EXERCISE PROMPT: Can you find the lines of the listing that include "realizowanej" and copy every one?

>> begin DATASET ENTRIES

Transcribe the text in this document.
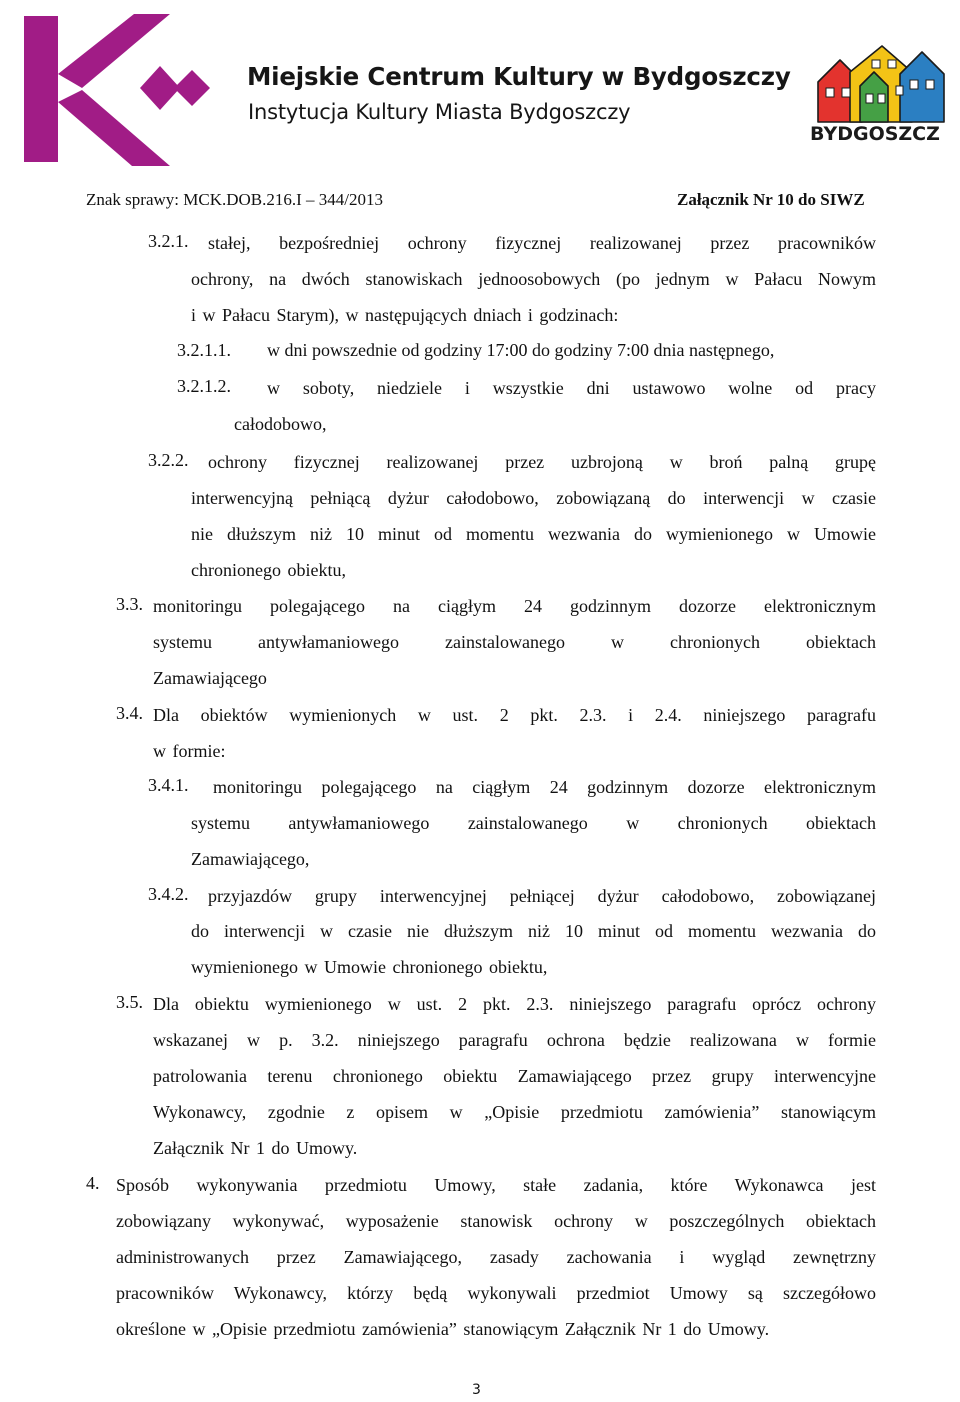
Miejskie Centrum Kultury w Bydgoszczy
Instytucja Kultury Miasta Bydgoszczy
BYDGOSZCZ
Znak sprawy: MCK.DOB.216.I – 344/2013	Załącznik Nr 10 do SIWZ
3.2.1. stałej, bezpośredniej ochrony fizycznej realizowanej przez pracowników
ochrony, na dwóch stanowiskach jednoosobowych (po jednym w Pałacu Nowym
i w Pałacu Starym), w następujących dniach i godzinach:
3.2.1.1. w dni powszednie od godziny 17:00 do godziny 7:00 dnia następnego,
3.2.1.2. w soboty, niedziele i wszystkie dni ustawowo wolne od pracy
całodobowo,
3.2.2. ochrony fizycznej realizowanej przez uzbrojoną w broń palną grupę
interwencyjną pełniącą dyżur całodobowo, zobowiązaną do interwencji w czasie
nie dłuższym niż 10 minut od momentu wezwania do wymienionego w Umowie
chronionego obiektu,
3.3. monitoringu polegającego na ciągłym 24 godzinnym dozorze elektronicznym
systemu antywłamaniowego zainstalowanego w chronionych obiektach
Zamawiającego
3.4. Dla obiektów wymienionych w ust. 2 pkt. 2.3. i 2.4. niniejszego paragrafu
w formie:
3.4.1. monitoringu polegającego na ciągłym 24 godzinnym dozorze elektronicznym
systemu antywłamaniowego zainstalowanego w chronionych obiektach
Zamawiającego,
3.4.2. przyjazdów grupy interwencyjnej pełniącej dyżur całodobowo, zobowiązanej
do interwencji w czasie nie dłuższym niż 10 minut od momentu wezwania do
wymienionego w Umowie chronionego obiektu,
3.5. Dla obiektu wymienionego w ust. 2 pkt. 2.3. niniejszego paragrafu oprócz ochrony
wskazanej w p. 3.2. niniejszego paragrafu ochrona będzie realizowana w formie
patrolowania terenu chronionego obiektu Zamawiającego przez grupy interwencyjne
Wykonawcy, zgodnie z opisem w „Opisie przedmiotu zamówienia” stanowiącym
Załącznik Nr 1 do Umowy.
4. Sposób wykonywania przedmiotu Umowy, stałe zadania, które Wykonawca jest
zobowiązany wykonywać, wyposażenie stanowisk ochrony w poszczególnych obiektach
administrowanych przez Zamawiającego, zasady zachowania i wygląd zewnętrzny
pracowników Wykonawcy, którzy będą wykonywali przedmiot Umowy są szczegółowo
określone w „Opisie przedmiotu zamówienia” stanowiącym Załącznik Nr 1 do Umowy.
3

>> end DATASET ENTRIES

THE SOLUTION:
3.2.1. stałej, bezpośredniej ochrony fizycznej realizowanej przez pracowników
3.2.2. ochrony fizycznej realizowanej przez uzbrojoną w broń palną grupę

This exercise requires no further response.